--- Start of Dataset excerpts ---

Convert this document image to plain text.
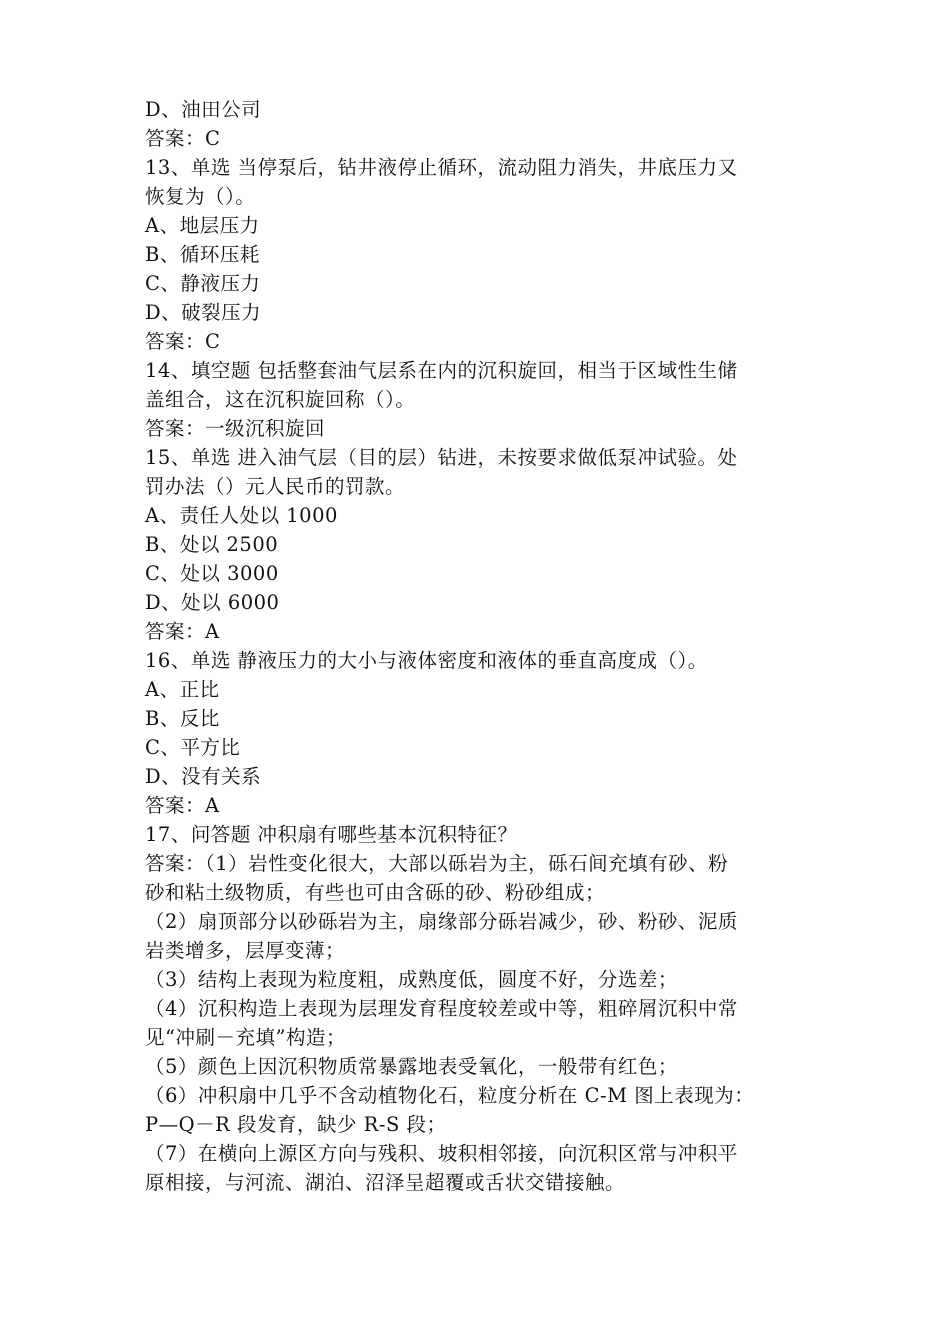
D、油田公司
答案：C
13、单选 当停泵后，钻井液停止循环，流动阻力消失，井底压力又
恢复为（）。
A、地层压力
B、循环压耗
C、静液压力
D、破裂压力
答案：C
14、填空题 包括整套油气层系在内的沉积旋回，相当于区域性生储
盖组合，这在沉积旋回称（）。
答案：一级沉积旋回
15、单选 进入油气层（目的层）钻进，未按要求做低泵冲试验。处
罚办法（）元人民币的罚款。
A、责任人处以 1000
B、处以 2500
C、处以 3000
D、处以 6000
答案：A
16、单选 静液压力的大小与液体密度和液体的垂直高度成（）。
A、正比
B、反比
C、平方比
D、没有关系
答案：A
17、问答题 冲积扇有哪些基本沉积特征？
答案：（1）岩性变化很大，大部以砾岩为主，砾石间充填有砂、粉
砂和粘土级物质，有些也可由含砾的砂、粉砂组成；
（2）扇顶部分以砂砾岩为主，扇缘部分砾岩减少，砂、粉砂、泥质
岩类增多，层厚变薄；
（3）结构上表现为粒度粗，成熟度低，圆度不好，分选差；
（4）沉积构造上表现为层理发育程度较差或中等，粗碎屑沉积中常
见“冲刷－充填”构造；
（5）颜色上因沉积物质常暴露地表受氧化，一般带有红色；
（6）冲积扇中几乎不含动植物化石，粒度分析在 C-M 图上表现为：
P—Q－R 段发育，缺少 R-S 段；
（7）在横向上源区方向与残积、坡积相邻接，向沉积区常与冲积平
原相接，与河流、湖泊、沼泽呈超覆或舌状交错接触。
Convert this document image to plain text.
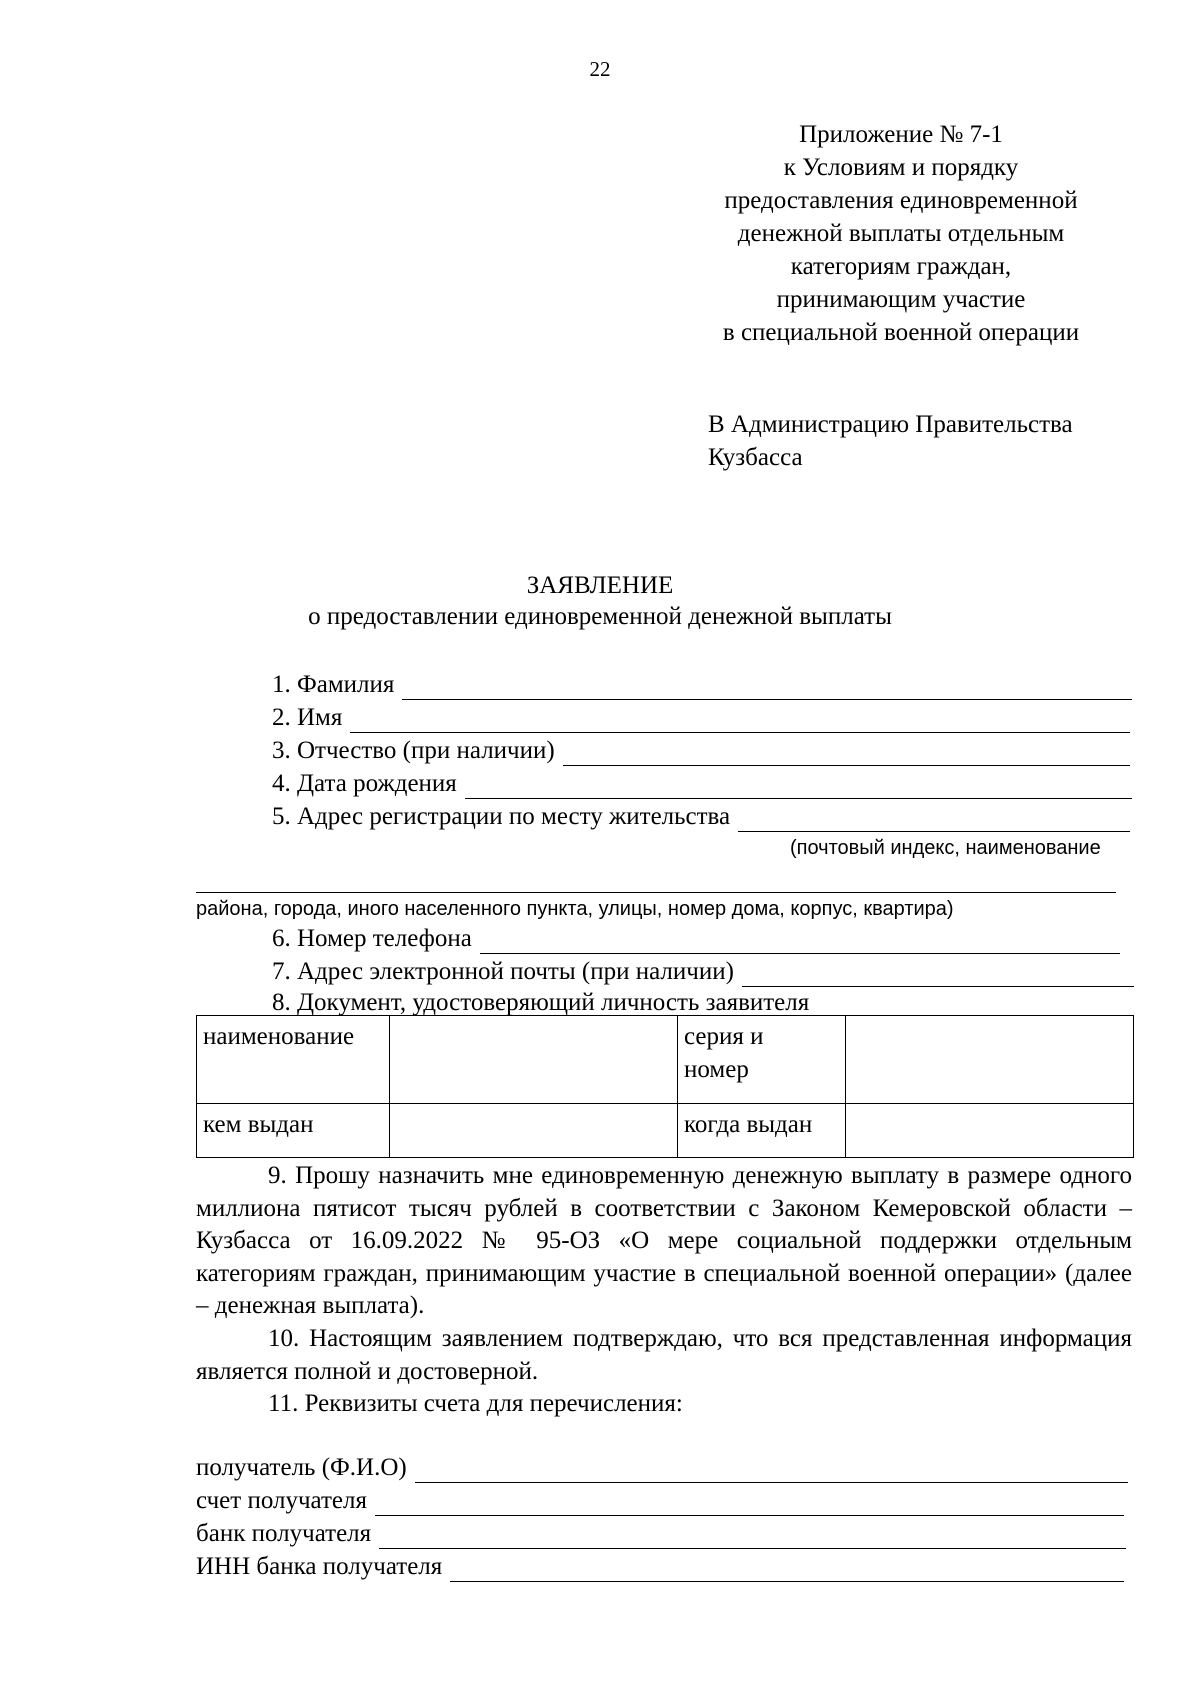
22
Приложение № 7-1
к Условиям и порядку
предоставления единовременной
денежной выплаты отдельным
категориям граждан,
принимающим участие
в специальной военной операции
В Администрацию Правительства
Кузбасса
ЗАЯВЛЕНИЕ
о предоставлении единовременной денежной выплаты
1. Фамилия
2. Имя
3. Отчество (при наличии)
4. Дата рождения
5. Адрес регистрации по месту жительства
(почтовый индекс, наименование
района, города, иного населенного пункта, улицы, номер дома, корпус, квартира)
6. Номер телефона
7. Адрес электронной почты (при наличии)
8. Документ, удостоверяющий личность заявителя
наименование		серия и
номер	

кем выдан		когда выдан	

9. Прошу назначить мне единовременную денежную выплату в размере одного миллиона пятисот тысяч рублей в соответствии с Законом Кемеровской области – Кузбасса от 16.09.2022 № 95-ОЗ «О мере социальной поддержки отдельным категориям граждан, принимающим участие в специальной военной операции» (далее – денежная выплата).

10. Настоящим заявлением подтверждаю, что вся представленная информация является полной и достоверной.

11. Реквизиты счета для перечисления:

получатель (Ф.И.О)
счет получателя
банк получателя
ИНН банка получателя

--- End of Dataset excerpts ---

* [Task brief]
Give back the entries verbatim. Do not include any picture.

* [Answer in full]
Convert this document image to plain text.
D、油田公司
答案：C
13、单选 当停泵后，钻井液停止循环，流动阻力消失，井底压力又
恢复为（）。
A、地层压力
B、循环压耗
C、静液压力
D、破裂压力
答案：C
14、填空题 包括整套油气层系在内的沉积旋回，相当于区域性生储
盖组合，这在沉积旋回称（）。
答案：一级沉积旋回
15、单选 进入油气层（目的层）钻进，未按要求做低泵冲试验。处
罚办法（）元人民币的罚款。
A、责任人处以 1000
B、处以 2500
C、处以 3000
D、处以 6000
答案：A
16、单选 静液压力的大小与液体密度和液体的垂直高度成（）。
A、正比
B、反比
C、平方比
D、没有关系
答案：A
17、问答题 冲积扇有哪些基本沉积特征？
答案：（1）岩性变化很大，大部以砾岩为主，砾石间充填有砂、粉
砂和粘土级物质，有些也可由含砾的砂、粉砂组成；
（2）扇顶部分以砂砾岩为主，扇缘部分砾岩减少，砂、粉砂、泥质
岩类增多，层厚变薄；
（3）结构上表现为粒度粗，成熟度低，圆度不好，分选差；
（4）沉积构造上表现为层理发育程度较差或中等，粗碎屑沉积中常
见“冲刷－充填”构造；
（5）颜色上因沉积物质常暴露地表受氧化，一般带有红色；
（6）冲积扇中几乎不含动植物化石，粒度分析在 C-M 图上表现为：
P—Q－R 段发育，缺少 R-S 段；
（7）在横向上源区方向与残积、坡积相邻接，向沉积区常与冲积平
原相接，与河流、湖泊、沼泽呈超覆或舌状交错接触。
Convert this document image to plain text.
22
Приложение № 7-1
к Условиям и порядку
предоставления единовременной
денежной выплаты отдельным
категориям граждан,
принимающим участие
в специальной военной операции
В Администрацию Правительства
Кузбасса
ЗАЯВЛЕНИЕ
о предоставлении единовременной денежной выплаты
1. Фамилия
2. Имя
3. Отчество (при наличии)
4. Дата рождения
5. Адрес регистрации по месту жительства
(почтовый индекс, наименование
района, города, иного населенного пункта, улицы, номер дома, корпус, квартира)
6. Номер телефона
7. Адрес электронной почты (при наличии)
8. Документ, удостоверяющий личность заявителя
наименование		серия и
номер	

кем выдан		когда выдан	

9. Прошу назначить мне единовременную денежную выплату в размере одного миллиона пятисот тысяч рублей в соответствии с Законом Кемеровской области – Кузбасса от 16.09.2022 № 95-ОЗ «О мере социальной поддержки отдельным категориям граждан, принимающим участие в специальной военной операции» (далее – денежная выплата).

10. Настоящим заявлением подтверждаю, что вся представленная информация является полной и достоверной.

11. Реквизиты счета для перечисления:

получатель (Ф.И.О)
счет получателя
банк получателя
ИНН банка получателя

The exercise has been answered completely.